_Given request_: Go through the listing and copy each line with the string "element".

### Data

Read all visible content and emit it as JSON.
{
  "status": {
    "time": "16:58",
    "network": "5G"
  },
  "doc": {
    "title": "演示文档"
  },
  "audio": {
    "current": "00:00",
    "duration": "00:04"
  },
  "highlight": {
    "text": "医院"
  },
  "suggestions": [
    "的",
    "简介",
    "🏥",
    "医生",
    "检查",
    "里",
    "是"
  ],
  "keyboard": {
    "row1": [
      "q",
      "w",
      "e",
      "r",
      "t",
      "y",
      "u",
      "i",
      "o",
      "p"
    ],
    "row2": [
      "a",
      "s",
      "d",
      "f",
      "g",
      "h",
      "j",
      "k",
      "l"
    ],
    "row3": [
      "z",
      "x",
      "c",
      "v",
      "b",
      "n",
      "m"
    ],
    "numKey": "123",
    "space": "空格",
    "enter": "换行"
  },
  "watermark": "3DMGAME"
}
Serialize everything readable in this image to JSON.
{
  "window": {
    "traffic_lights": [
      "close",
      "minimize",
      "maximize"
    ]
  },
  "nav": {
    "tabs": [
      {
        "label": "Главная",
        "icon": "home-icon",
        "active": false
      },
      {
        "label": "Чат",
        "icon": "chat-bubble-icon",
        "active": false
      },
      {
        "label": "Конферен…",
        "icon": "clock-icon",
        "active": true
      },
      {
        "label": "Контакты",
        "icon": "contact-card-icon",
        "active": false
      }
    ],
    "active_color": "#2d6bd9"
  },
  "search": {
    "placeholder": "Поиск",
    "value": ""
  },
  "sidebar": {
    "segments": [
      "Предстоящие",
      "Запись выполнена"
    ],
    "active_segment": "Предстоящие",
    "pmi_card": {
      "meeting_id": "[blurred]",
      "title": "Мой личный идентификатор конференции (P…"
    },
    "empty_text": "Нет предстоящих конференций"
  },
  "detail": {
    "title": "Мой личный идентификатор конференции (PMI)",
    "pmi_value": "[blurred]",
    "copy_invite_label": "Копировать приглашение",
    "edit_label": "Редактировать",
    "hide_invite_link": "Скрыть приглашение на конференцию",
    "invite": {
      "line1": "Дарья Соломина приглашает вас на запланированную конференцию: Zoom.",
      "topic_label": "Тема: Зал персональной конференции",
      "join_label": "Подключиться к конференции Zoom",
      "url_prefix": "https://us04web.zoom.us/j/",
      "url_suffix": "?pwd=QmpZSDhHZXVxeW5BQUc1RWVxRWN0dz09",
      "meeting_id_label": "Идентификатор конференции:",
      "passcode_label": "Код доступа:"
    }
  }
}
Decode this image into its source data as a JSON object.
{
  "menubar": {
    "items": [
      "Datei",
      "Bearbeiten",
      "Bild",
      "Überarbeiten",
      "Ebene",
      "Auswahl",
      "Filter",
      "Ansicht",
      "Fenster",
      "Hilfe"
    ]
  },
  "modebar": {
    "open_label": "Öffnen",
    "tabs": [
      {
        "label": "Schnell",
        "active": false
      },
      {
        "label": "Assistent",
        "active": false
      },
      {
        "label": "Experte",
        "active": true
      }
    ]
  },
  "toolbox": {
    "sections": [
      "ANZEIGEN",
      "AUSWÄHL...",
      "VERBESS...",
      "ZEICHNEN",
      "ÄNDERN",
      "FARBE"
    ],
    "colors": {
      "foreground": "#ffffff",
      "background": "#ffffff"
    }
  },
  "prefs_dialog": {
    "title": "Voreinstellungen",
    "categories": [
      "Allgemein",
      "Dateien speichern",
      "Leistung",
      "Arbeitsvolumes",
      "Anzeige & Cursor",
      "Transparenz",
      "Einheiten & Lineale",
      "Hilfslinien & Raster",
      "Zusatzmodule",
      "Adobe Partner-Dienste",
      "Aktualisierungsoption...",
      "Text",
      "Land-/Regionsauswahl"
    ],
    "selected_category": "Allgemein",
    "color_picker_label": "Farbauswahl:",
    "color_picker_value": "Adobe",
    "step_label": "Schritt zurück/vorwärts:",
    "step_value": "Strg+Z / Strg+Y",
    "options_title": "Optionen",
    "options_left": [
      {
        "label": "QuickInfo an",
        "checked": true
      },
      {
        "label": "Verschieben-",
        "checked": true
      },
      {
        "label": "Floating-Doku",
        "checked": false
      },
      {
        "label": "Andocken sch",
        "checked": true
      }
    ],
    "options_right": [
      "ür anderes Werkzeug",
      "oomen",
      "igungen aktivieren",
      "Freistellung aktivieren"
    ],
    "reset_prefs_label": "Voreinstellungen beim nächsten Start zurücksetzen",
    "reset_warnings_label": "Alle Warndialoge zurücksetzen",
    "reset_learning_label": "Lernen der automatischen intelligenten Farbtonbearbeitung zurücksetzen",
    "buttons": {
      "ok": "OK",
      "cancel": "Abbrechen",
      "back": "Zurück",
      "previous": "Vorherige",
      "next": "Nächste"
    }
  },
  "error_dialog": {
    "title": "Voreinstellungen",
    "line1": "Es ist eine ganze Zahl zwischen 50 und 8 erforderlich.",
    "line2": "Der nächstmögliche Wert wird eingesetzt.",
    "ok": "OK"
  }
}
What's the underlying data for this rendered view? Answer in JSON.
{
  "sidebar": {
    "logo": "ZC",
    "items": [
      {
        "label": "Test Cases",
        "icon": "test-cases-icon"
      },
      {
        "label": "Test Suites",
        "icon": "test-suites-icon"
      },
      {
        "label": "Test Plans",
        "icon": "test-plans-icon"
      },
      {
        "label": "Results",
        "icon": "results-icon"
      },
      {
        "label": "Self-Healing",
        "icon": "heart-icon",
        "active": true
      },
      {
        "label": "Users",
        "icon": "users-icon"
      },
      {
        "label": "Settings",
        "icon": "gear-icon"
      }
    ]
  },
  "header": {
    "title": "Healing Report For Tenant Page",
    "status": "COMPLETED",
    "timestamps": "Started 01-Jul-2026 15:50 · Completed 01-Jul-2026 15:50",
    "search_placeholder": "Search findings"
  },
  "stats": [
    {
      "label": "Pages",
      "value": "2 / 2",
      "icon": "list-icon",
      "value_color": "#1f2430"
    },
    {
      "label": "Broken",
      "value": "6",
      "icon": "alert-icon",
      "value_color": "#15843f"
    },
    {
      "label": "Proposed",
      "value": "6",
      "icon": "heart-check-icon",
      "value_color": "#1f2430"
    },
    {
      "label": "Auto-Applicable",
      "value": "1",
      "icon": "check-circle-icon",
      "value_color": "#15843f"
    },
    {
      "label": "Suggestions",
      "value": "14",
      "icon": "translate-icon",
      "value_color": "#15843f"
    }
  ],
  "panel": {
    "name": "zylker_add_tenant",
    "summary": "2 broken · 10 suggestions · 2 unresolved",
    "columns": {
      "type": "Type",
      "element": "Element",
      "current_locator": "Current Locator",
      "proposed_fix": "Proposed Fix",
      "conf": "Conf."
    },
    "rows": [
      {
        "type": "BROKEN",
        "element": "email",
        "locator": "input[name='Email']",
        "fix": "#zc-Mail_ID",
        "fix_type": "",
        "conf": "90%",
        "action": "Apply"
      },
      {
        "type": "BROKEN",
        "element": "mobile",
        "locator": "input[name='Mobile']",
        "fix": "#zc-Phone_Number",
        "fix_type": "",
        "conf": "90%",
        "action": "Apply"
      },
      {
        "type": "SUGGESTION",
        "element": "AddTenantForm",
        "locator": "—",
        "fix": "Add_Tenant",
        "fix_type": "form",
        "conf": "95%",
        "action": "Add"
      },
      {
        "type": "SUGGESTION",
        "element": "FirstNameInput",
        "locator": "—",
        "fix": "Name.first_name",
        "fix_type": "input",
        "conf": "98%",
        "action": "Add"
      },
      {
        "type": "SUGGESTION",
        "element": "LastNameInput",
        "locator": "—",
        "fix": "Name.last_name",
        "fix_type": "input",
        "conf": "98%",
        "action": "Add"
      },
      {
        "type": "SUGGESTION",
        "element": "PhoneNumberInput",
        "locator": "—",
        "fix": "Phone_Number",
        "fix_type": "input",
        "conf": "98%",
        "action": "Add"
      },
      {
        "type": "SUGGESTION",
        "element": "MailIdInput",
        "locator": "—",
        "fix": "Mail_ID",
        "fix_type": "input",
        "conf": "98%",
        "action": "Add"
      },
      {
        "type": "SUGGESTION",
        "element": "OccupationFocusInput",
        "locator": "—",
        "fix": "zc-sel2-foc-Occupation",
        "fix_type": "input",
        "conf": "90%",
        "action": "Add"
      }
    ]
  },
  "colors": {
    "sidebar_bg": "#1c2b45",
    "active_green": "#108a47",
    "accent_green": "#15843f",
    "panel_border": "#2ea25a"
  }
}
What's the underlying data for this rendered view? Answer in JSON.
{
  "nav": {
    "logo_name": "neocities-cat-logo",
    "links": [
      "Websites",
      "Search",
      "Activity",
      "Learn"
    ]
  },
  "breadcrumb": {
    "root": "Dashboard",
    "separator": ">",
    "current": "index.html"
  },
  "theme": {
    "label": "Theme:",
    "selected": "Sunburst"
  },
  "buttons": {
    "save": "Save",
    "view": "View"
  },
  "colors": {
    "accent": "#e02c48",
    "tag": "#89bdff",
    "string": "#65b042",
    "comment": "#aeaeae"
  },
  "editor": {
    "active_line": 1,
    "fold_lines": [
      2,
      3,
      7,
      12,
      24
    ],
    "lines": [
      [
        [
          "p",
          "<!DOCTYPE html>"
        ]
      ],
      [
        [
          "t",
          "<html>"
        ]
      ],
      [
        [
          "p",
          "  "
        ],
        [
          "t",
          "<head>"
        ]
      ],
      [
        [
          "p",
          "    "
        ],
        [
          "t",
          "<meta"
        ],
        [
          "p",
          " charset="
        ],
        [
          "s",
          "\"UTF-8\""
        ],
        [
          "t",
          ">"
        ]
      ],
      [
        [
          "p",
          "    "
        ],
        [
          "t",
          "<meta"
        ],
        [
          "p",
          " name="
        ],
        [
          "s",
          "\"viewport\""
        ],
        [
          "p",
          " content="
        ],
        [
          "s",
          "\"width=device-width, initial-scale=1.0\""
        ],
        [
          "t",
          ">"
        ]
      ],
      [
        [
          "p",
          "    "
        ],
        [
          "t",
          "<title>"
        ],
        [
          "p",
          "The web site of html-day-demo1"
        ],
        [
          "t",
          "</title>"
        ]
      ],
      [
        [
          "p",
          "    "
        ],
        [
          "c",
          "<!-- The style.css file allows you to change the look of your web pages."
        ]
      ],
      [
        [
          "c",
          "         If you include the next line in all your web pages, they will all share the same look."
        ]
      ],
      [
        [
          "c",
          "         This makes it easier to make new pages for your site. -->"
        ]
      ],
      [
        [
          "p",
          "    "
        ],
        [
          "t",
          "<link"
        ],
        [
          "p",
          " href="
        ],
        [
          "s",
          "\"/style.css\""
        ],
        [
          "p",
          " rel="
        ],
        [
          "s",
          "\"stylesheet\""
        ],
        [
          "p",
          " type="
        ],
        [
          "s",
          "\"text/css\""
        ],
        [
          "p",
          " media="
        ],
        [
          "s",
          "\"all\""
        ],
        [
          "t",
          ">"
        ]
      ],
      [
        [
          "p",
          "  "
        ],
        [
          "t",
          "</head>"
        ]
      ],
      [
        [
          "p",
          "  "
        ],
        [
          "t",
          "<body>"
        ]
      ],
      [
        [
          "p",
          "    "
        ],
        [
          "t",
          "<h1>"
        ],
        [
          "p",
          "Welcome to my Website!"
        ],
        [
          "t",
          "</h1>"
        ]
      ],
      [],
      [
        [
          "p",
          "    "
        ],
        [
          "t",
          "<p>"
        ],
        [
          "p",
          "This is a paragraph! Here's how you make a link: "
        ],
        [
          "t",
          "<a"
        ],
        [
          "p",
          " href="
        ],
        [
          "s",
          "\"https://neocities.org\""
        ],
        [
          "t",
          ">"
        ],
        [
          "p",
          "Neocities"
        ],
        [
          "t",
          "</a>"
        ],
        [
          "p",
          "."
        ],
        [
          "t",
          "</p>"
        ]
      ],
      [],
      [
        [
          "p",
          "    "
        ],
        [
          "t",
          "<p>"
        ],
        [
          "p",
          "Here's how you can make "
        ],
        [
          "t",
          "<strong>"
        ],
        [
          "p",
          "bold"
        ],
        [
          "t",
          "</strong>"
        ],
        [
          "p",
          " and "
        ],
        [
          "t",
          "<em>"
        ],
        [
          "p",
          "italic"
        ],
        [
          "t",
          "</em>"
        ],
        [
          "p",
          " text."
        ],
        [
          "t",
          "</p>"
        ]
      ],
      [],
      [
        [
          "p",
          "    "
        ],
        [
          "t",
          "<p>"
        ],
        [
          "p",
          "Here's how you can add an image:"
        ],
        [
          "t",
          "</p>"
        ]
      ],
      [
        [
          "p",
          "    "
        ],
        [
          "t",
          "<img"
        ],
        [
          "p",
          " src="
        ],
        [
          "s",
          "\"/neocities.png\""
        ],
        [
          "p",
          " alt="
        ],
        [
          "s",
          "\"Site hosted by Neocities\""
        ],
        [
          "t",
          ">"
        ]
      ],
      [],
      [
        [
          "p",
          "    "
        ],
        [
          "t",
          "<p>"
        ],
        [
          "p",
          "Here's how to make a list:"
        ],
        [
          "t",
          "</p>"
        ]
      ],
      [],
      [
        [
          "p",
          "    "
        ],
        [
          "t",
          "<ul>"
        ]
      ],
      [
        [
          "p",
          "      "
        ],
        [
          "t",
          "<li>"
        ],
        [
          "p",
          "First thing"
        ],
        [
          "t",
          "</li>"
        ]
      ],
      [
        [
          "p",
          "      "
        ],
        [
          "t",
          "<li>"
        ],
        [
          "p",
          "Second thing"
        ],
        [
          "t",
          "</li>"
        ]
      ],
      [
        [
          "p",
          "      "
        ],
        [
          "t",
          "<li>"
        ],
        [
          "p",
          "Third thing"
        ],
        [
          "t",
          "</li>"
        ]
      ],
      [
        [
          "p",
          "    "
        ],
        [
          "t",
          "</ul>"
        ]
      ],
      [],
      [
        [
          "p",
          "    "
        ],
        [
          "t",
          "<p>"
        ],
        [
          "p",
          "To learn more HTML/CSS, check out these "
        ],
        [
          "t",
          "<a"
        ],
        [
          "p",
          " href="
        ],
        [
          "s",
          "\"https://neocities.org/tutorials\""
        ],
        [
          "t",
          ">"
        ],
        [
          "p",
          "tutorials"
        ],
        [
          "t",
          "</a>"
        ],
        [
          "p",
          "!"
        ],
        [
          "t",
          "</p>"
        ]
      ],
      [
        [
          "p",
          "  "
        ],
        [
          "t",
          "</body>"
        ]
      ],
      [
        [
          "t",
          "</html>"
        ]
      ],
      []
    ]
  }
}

######

_Complete answer_:
      "element": "Element",
        "element": "email",
        "element": "mobile",
        "element": "AddTenantForm",
        "element": "FirstNameInput",
        "element": "LastNameInput",
        "element": "PhoneNumberInput",
        "element": "MailIdInput",
        "element": "OccupationFocusInput",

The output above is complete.